BEGIN RECORDS SUPPLIED

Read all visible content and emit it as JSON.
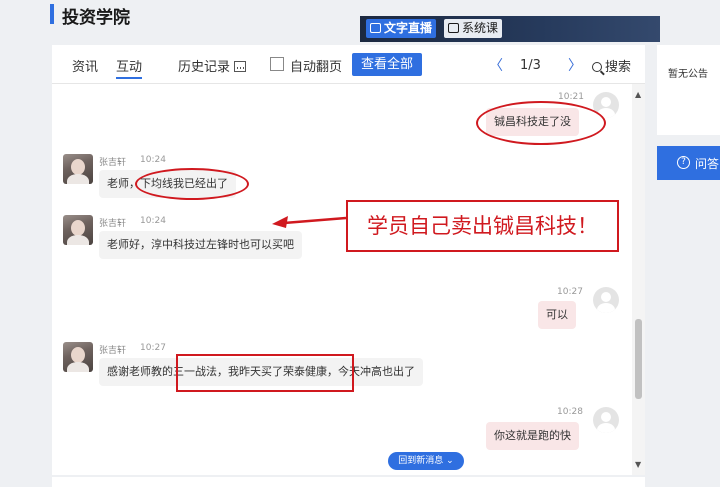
{
  "header": {
    "title": "投资学院",
    "tab_live": "文字直播",
    "tab_course": "系统课"
  },
  "toolbar": {
    "tab_news": "资讯",
    "tab_interact": "互动",
    "history": "历史记录",
    "auto_page": "自动翻页",
    "view_all": "查看全部",
    "page_indicator": "1/3",
    "search": "搜索"
  },
  "messages": [
    {
      "side": "right",
      "time": "10:21",
      "text": "铖昌科技走了没"
    },
    {
      "side": "left",
      "name": "张吉轩",
      "time": "10:24",
      "text": "老师，下均线我已经出了"
    },
    {
      "side": "left",
      "name": "张吉轩",
      "time": "10:24",
      "text": "老师好，淳中科技过左锋时也可以买吧"
    },
    {
      "side": "right",
      "time": "10:27",
      "text": "可以"
    },
    {
      "side": "left",
      "name": "张吉轩",
      "time": "10:27",
      "text": "感谢老师教的三一战法，我昨天买了荣泰健康，今天冲高也出了"
    },
    {
      "side": "right",
      "time": "10:28",
      "text": "你这就是跑的快"
    }
  ],
  "annotation": "学员自己卖出铖昌科技！",
  "new_messages_button": "回到新消息 ⌄",
  "sidebar": {
    "notice": "暂无公告",
    "qa_label": "问答"
  },
  "colors": {
    "accent": "#2f6fe0",
    "annotation_red": "#d0191f",
    "right_bubble": "#f9e6e7"
  }
}
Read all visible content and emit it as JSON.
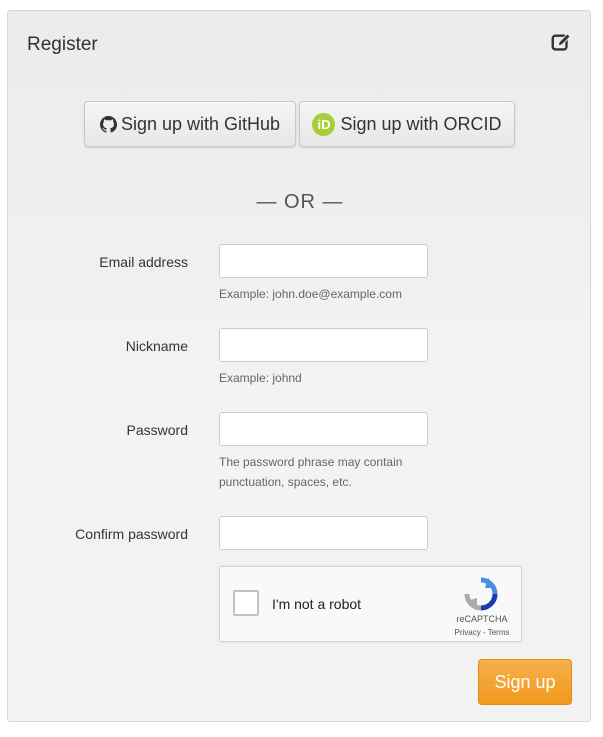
{
  "panel": {
    "title": "Register"
  },
  "oauth": {
    "github_label": "Sign up with GitHub",
    "orcid_label": "Sign up with ORCID",
    "orcid_icon_text": "iD",
    "orcid_color": "#a6ce39"
  },
  "divider": {
    "text": "— OR —"
  },
  "form": {
    "email": {
      "label": "Email address",
      "value": "",
      "help": "Example: john.doe@example.com"
    },
    "nickname": {
      "label": "Nickname",
      "value": "",
      "help": "Example: johnd"
    },
    "password": {
      "label": "Password",
      "value": "",
      "help": "The password phrase may contain punctuation, spaces, etc."
    },
    "confirm_password": {
      "label": "Confirm password",
      "value": ""
    }
  },
  "captcha": {
    "checkbox_label": "I'm not a robot",
    "brand": "reCAPTCHA",
    "links": "Privacy - Terms"
  },
  "actions": {
    "signup_label": "Sign up",
    "accent_color": "#f0a030"
  },
  "icons": {
    "edit": "edit-icon",
    "github": "github-icon",
    "orcid": "orcid-icon",
    "recaptcha": "recaptcha-icon"
  }
}
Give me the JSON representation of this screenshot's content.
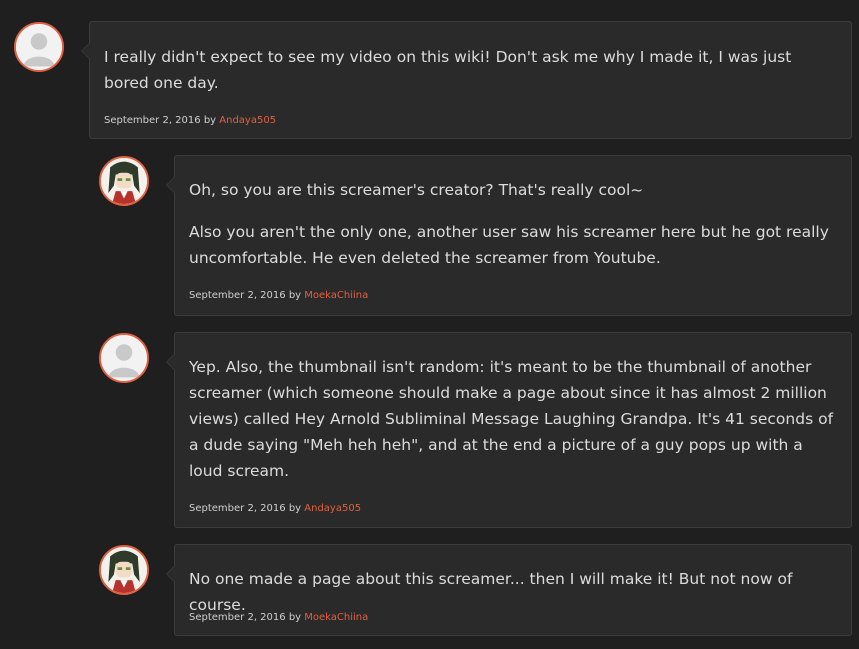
{
  "comments": [
    {
      "author": "Andaya505",
      "avatar_icon": "default-user-icon",
      "paragraphs": [
        "I really didn't expect to see my video on this wiki! Don't ask me why I made it, I was just bored one day."
      ],
      "date": "September 2, 2016",
      "by": "by"
    },
    {
      "author": "MoekaChiina",
      "avatar_icon": "anime-character-avatar-icon",
      "paragraphs": [
        "Oh, so you are this screamer's creator? That's really cool~",
        "Also you aren't the only one, another user saw his screamer here but he got really uncomfortable. He even deleted the screamer from Youtube."
      ],
      "date": "September 2, 2016",
      "by": "by"
    },
    {
      "author": "Andaya505",
      "avatar_icon": "default-user-icon",
      "paragraphs": [
        "Yep. Also, the thumbnail isn't random: it's meant to be the thumbnail of another screamer (which someone should make a page about since it has almost 2 million views) called Hey Arnold Subliminal Message Laughing Grandpa. It's 41 seconds of a dude saying \"Meh heh heh\", and at the end a picture of a guy pops up with a loud scream."
      ],
      "date": "September 2, 2016",
      "by": "by"
    },
    {
      "author": "MoekaChiina",
      "avatar_icon": "anime-character-avatar-icon",
      "paragraphs": [
        "No one made a page about this screamer... then I will make it! But not now of course."
      ],
      "date": "September 2, 2016",
      "by": "by"
    }
  ],
  "colors": {
    "accent": "#e0603f",
    "background": "#1f1f1f",
    "bubble": "#2a2a2a"
  }
}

END RECORDS SUPPLIED

Restate the data above word for word. Skip every picture.

_FINISHED ANSWER_
Read all visible content and emit it as JSON.
{
  "header": {
    "title": "投资学院",
    "tab_live": "文字直播",
    "tab_course": "系统课"
  },
  "toolbar": {
    "tab_news": "资讯",
    "tab_interact": "互动",
    "history": "历史记录",
    "auto_page": "自动翻页",
    "view_all": "查看全部",
    "page_indicator": "1/3",
    "search": "搜索"
  },
  "messages": [
    {
      "side": "right",
      "time": "10:21",
      "text": "铖昌科技走了没"
    },
    {
      "side": "left",
      "name": "张吉轩",
      "time": "10:24",
      "text": "老师，下均线我已经出了"
    },
    {
      "side": "left",
      "name": "张吉轩",
      "time": "10:24",
      "text": "老师好，淳中科技过左锋时也可以买吧"
    },
    {
      "side": "right",
      "time": "10:27",
      "text": "可以"
    },
    {
      "side": "left",
      "name": "张吉轩",
      "time": "10:27",
      "text": "感谢老师教的三一战法，我昨天买了荣泰健康，今天冲高也出了"
    },
    {
      "side": "right",
      "time": "10:28",
      "text": "你这就是跑的快"
    }
  ],
  "annotation": "学员自己卖出铖昌科技！",
  "new_messages_button": "回到新消息 ⌄",
  "sidebar": {
    "notice": "暂无公告",
    "qa_label": "问答"
  },
  "colors": {
    "accent": "#2f6fe0",
    "annotation_red": "#d0191f",
    "right_bubble": "#f9e6e7"
  }
}
Read all visible content and emit it as JSON.
{
  "panel": {
    "title": "Register"
  },
  "oauth": {
    "github_label": "Sign up with GitHub",
    "orcid_label": "Sign up with ORCID",
    "orcid_icon_text": "iD",
    "orcid_color": "#a6ce39"
  },
  "divider": {
    "text": "— OR —"
  },
  "form": {
    "email": {
      "label": "Email address",
      "value": "",
      "help": "Example: john.doe@example.com"
    },
    "nickname": {
      "label": "Nickname",
      "value": "",
      "help": "Example: johnd"
    },
    "password": {
      "label": "Password",
      "value": "",
      "help": "The password phrase may contain punctuation, spaces, etc."
    },
    "confirm_password": {
      "label": "Confirm password",
      "value": ""
    }
  },
  "captcha": {
    "checkbox_label": "I'm not a robot",
    "brand": "reCAPTCHA",
    "links": "Privacy - Terms"
  },
  "actions": {
    "signup_label": "Sign up",
    "accent_color": "#f0a030"
  },
  "icons": {
    "edit": "edit-icon",
    "github": "github-icon",
    "orcid": "orcid-icon",
    "recaptcha": "recaptcha-icon"
  }
}
Give me the JSON representation of this screenshot's content.
{
  "comments": [
    {
      "author": "Andaya505",
      "avatar_icon": "default-user-icon",
      "paragraphs": [
        "I really didn't expect to see my video on this wiki! Don't ask me why I made it, I was just bored one day."
      ],
      "date": "September 2, 2016",
      "by": "by"
    },
    {
      "author": "MoekaChiina",
      "avatar_icon": "anime-character-avatar-icon",
      "paragraphs": [
        "Oh, so you are this screamer's creator? That's really cool~",
        "Also you aren't the only one, another user saw his screamer here but he got really uncomfortable. He even deleted the screamer from Youtube."
      ],
      "date": "September 2, 2016",
      "by": "by"
    },
    {
      "author": "Andaya505",
      "avatar_icon": "default-user-icon",
      "paragraphs": [
        "Yep. Also, the thumbnail isn't random: it's meant to be the thumbnail of another screamer (which someone should make a page about since it has almost 2 million views) called Hey Arnold Subliminal Message Laughing Grandpa. It's 41 seconds of a dude saying \"Meh heh heh\", and at the end a picture of a guy pops up with a loud scream."
      ],
      "date": "September 2, 2016",
      "by": "by"
    },
    {
      "author": "MoekaChiina",
      "avatar_icon": "anime-character-avatar-icon",
      "paragraphs": [
        "No one made a page about this screamer... then I will make it! But not now of course."
      ],
      "date": "September 2, 2016",
      "by": "by"
    }
  ],
  "colors": {
    "accent": "#e0603f",
    "background": "#1f1f1f",
    "bubble": "#2a2a2a"
  }
}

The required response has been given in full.